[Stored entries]
=-=-=-=-=

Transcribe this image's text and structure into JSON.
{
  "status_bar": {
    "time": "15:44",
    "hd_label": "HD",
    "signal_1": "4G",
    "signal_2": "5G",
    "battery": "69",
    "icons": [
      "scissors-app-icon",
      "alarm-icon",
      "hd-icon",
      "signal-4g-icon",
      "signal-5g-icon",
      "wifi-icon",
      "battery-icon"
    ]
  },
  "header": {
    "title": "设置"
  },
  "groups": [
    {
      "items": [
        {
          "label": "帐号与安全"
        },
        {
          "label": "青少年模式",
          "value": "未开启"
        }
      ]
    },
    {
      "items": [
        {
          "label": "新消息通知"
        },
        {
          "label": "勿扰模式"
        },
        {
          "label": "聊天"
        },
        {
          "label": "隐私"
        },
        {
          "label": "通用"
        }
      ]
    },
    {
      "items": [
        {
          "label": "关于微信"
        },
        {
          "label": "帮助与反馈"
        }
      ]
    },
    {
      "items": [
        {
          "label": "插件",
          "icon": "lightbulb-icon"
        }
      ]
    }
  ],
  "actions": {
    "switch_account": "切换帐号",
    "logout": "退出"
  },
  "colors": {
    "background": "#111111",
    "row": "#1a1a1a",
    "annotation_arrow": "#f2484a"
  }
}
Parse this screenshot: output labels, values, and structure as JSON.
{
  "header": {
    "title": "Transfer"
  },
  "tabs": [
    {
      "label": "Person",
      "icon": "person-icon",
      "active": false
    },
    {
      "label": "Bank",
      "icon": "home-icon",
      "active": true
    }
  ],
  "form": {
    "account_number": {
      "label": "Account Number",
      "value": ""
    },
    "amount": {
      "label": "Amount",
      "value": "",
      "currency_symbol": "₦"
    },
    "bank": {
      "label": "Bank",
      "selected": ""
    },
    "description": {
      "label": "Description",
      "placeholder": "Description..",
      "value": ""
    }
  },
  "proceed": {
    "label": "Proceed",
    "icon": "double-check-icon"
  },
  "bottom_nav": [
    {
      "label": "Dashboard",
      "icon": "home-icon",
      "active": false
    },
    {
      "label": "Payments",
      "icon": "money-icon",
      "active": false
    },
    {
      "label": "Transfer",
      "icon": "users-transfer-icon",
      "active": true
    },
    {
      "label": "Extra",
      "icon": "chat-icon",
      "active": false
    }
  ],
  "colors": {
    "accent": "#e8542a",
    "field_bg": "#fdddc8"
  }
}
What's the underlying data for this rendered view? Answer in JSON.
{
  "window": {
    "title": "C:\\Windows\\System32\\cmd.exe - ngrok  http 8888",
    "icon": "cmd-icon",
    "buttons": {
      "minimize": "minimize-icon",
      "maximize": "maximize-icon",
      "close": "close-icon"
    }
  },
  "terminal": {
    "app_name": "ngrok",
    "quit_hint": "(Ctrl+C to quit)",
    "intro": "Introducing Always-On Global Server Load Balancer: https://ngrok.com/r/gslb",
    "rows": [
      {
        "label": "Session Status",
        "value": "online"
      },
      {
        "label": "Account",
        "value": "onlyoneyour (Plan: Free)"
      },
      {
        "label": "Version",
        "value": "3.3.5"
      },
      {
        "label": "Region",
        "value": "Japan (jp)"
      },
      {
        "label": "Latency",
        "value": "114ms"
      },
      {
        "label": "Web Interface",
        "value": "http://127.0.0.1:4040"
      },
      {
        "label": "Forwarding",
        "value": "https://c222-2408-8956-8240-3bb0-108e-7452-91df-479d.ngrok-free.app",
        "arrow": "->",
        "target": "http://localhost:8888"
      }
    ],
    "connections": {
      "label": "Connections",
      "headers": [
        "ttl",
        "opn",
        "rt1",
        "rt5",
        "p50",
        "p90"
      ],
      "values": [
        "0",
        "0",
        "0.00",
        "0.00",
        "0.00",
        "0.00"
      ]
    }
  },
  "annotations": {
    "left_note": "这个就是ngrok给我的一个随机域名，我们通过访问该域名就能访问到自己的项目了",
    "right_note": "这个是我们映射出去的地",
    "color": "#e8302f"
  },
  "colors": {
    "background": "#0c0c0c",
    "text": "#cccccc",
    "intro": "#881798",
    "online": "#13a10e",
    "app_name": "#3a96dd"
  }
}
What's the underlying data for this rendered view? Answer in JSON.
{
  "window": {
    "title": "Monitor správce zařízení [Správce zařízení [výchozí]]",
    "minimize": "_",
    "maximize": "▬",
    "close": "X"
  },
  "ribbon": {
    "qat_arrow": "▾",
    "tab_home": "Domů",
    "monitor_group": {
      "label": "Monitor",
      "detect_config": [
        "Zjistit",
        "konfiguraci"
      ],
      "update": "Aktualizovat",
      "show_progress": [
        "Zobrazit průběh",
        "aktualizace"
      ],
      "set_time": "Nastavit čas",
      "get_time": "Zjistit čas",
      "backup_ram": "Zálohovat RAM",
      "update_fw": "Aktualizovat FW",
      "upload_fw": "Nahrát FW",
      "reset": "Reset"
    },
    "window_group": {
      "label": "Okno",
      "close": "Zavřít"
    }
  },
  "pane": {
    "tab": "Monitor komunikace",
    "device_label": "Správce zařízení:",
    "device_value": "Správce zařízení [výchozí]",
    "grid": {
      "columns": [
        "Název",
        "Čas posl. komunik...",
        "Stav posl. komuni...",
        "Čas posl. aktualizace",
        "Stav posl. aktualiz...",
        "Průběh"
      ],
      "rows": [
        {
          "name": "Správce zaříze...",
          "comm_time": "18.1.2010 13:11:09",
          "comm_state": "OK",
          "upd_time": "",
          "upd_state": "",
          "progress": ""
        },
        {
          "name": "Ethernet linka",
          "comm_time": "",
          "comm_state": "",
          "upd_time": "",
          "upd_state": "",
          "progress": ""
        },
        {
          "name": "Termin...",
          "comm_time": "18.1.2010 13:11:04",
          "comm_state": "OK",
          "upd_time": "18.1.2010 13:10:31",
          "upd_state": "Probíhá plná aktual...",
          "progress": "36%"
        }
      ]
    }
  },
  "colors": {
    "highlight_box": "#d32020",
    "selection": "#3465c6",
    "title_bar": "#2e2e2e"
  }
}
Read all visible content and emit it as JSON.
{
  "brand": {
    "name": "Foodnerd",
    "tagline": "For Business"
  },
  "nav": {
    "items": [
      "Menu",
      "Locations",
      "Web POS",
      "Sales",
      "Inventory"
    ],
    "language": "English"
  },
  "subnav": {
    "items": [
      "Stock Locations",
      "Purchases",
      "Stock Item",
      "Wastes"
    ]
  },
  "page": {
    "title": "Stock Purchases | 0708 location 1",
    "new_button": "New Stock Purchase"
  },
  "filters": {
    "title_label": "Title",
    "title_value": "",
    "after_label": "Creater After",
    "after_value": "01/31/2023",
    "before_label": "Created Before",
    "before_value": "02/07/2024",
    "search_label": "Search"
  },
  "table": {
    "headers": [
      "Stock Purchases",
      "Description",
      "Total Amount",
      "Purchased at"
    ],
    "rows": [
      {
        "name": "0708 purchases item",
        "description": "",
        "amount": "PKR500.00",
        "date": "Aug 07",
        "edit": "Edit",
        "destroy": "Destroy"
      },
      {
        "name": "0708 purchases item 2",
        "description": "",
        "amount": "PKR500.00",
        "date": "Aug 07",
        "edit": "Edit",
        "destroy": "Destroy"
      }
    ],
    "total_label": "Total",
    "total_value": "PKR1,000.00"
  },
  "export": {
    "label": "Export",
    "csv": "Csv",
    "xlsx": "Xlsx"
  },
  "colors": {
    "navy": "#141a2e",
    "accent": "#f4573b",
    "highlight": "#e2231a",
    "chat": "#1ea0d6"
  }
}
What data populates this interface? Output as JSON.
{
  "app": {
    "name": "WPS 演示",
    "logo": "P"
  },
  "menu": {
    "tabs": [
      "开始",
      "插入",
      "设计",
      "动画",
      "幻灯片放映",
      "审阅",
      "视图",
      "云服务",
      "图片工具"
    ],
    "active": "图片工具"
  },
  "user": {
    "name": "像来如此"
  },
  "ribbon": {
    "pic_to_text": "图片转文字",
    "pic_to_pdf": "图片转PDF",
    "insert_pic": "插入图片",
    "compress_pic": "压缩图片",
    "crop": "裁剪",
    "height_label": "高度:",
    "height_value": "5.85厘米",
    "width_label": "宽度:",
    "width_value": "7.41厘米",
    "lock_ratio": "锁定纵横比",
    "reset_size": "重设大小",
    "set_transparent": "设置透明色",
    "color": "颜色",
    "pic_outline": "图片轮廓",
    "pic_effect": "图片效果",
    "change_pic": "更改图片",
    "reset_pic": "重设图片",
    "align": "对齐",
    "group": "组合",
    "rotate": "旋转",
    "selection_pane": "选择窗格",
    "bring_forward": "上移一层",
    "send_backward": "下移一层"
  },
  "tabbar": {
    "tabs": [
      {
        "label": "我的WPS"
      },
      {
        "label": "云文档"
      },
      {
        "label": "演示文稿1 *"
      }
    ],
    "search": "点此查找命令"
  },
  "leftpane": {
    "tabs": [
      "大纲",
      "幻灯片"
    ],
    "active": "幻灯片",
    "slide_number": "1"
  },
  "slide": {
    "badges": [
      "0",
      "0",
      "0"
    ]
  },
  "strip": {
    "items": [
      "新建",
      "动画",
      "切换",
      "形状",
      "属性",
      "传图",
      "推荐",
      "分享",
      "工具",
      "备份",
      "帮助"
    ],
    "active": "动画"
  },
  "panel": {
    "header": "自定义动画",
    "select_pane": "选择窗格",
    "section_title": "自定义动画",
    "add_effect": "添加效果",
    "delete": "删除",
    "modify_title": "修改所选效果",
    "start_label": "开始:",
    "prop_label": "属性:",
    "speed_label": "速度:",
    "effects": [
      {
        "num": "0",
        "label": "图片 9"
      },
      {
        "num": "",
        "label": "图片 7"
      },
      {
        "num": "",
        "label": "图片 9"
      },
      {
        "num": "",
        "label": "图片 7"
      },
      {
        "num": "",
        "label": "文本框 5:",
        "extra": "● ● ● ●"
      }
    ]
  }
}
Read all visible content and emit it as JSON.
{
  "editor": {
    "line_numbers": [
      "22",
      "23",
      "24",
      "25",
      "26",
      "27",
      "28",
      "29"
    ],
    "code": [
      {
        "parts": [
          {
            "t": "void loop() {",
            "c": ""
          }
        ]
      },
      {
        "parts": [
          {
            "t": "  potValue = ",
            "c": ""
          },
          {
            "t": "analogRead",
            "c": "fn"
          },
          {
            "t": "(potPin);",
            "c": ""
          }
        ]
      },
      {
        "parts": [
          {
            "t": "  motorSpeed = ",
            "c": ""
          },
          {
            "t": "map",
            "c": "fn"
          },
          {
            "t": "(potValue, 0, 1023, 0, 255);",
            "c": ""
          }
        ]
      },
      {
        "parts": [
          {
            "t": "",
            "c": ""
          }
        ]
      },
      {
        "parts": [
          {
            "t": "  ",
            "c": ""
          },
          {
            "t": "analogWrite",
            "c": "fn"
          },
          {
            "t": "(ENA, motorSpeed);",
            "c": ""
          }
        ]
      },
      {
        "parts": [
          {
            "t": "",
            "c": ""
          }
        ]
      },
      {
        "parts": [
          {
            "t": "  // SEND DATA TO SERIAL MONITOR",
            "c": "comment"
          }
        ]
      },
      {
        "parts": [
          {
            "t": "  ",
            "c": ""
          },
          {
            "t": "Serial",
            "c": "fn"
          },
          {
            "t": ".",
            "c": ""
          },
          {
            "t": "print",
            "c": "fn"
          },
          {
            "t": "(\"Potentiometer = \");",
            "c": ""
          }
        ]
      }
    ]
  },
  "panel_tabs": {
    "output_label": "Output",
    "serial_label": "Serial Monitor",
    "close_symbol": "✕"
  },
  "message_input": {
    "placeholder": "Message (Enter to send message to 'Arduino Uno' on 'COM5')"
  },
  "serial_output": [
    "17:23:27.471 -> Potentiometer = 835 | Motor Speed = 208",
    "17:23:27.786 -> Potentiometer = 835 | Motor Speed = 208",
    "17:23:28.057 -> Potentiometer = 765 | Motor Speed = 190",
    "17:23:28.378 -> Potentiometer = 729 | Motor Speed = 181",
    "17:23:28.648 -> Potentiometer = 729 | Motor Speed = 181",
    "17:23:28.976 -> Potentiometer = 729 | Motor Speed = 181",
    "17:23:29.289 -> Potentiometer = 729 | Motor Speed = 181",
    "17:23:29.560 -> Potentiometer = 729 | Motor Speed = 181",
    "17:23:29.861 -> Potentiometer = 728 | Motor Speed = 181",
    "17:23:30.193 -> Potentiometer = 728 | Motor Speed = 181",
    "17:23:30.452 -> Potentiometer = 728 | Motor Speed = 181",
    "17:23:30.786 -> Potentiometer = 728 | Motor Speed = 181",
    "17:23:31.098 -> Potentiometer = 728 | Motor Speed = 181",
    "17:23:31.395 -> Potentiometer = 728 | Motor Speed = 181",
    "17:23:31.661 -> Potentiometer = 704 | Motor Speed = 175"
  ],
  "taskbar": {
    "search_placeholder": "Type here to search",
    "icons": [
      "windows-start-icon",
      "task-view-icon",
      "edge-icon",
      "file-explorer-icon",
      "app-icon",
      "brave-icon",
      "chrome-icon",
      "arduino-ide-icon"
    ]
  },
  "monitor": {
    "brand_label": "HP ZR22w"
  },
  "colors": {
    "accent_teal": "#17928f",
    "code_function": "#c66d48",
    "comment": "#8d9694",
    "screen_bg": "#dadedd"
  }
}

=-=-=-=-=

PROBLEM STATEMENT — From the listing, copy every line where the string "JSON" appears.

SOLUTION TO THE PROBLEM —
Transcribe this image's text and structure into JSON.
Parse this screenshot: output labels, values, and structure as JSON.
What's the underlying data for this rendered view? Answer in JSON.
What's the underlying data for this rendered view? Answer in JSON.
Read all visible content and emit it as JSON.
What data populates this interface? Output as JSON.
Read all visible content and emit it as JSON.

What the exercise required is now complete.